▶ Input rows
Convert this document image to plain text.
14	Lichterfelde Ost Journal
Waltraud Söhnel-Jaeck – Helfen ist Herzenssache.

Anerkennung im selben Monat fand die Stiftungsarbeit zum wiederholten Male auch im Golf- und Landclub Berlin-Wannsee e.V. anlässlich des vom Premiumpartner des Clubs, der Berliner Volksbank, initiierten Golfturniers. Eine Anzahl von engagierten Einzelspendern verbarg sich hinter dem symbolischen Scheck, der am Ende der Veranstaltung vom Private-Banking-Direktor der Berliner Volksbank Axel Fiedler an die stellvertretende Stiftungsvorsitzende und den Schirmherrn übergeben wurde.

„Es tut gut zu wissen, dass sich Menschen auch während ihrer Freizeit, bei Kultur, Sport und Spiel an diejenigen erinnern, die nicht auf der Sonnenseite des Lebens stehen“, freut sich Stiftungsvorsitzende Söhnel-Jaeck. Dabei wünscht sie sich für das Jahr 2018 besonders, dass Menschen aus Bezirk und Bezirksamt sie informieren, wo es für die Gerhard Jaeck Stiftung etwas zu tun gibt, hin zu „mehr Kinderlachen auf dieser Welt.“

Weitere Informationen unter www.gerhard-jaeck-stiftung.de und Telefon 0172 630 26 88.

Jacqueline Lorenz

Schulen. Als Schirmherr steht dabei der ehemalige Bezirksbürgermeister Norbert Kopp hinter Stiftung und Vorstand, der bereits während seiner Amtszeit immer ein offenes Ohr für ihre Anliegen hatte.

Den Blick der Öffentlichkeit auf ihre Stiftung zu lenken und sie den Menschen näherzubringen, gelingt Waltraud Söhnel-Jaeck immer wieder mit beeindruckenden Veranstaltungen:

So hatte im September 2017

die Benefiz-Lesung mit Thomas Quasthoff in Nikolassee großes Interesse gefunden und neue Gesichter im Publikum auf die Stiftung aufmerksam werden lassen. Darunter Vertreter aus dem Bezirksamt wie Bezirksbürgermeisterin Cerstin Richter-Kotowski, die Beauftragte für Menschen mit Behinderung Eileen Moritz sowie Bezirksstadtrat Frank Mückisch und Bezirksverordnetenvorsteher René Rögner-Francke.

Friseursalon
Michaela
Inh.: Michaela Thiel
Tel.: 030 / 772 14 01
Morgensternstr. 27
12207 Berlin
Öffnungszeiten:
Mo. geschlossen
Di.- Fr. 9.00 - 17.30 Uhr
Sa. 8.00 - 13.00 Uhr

▶ Stated goal
Output the full listing exactly as it stands.

▶ Written answer
Convert this document image to plain text.
14	Lichterfelde Ost Journal
Waltraud Söhnel-Jaeck – Helfen ist Herzenssache.

Anerkennung im selben Monat fand die Stiftungsarbeit zum wiederholten Male auch im Golf- und Landclub Berlin-Wannsee e.V. anlässlich des vom Premiumpartner des Clubs, der Berliner Volksbank, initiierten Golfturniers. Eine Anzahl von engagierten Einzelspendern verbarg sich hinter dem symbolischen Scheck, der am Ende der Veranstaltung vom Private-Banking-Direktor der Berliner Volksbank Axel Fiedler an die stellvertretende Stiftungsvorsitzende und den Schirmherrn übergeben wurde.

„Es tut gut zu wissen, dass sich Menschen auch während ihrer Freizeit, bei Kultur, Sport und Spiel an diejenigen erinnern, die nicht auf der Sonnenseite des Lebens stehen“, freut sich Stiftungsvorsitzende Söhnel-Jaeck. Dabei wünscht sie sich für das Jahr 2018 besonders, dass Menschen aus Bezirk und Bezirksamt sie informieren, wo es für die Gerhard Jaeck Stiftung etwas zu tun gibt, hin zu „mehr Kinderlachen auf dieser Welt.“

Weitere Informationen unter www.gerhard-jaeck-stiftung.de und Telefon 0172 630 26 88.

Jacqueline Lorenz

Schulen. Als Schirmherr steht dabei der ehemalige Bezirksbürgermeister Norbert Kopp hinter Stiftung und Vorstand, der bereits während seiner Amtszeit immer ein offenes Ohr für ihre Anliegen hatte.

Den Blick der Öffentlichkeit auf ihre Stiftung zu lenken und sie den Menschen näherzubringen, gelingt Waltraud Söhnel-Jaeck immer wieder mit beeindruckenden Veranstaltungen:

So hatte im September 2017

die Benefiz-Lesung mit Thomas Quasthoff in Nikolassee großes Interesse gefunden und neue Gesichter im Publikum auf die Stiftung aufmerksam werden lassen. Darunter Vertreter aus dem Bezirksamt wie Bezirksbürgermeisterin Cerstin Richter-Kotowski, die Beauftragte für Menschen mit Behinderung Eileen Moritz sowie Bezirksstadtrat Frank Mückisch und Bezirksverordnetenvorsteher René Rögner-Francke.

Friseursalon
Michaela
Inh.: Michaela Thiel
Tel.: 030 / 772 14 01
Morgensternstr. 27
12207 Berlin
Öffnungszeiten:
Mo. geschlossen
Di.- Fr. 9.00 - 17.30 Uhr
Sa. 8.00 - 13.00 Uhr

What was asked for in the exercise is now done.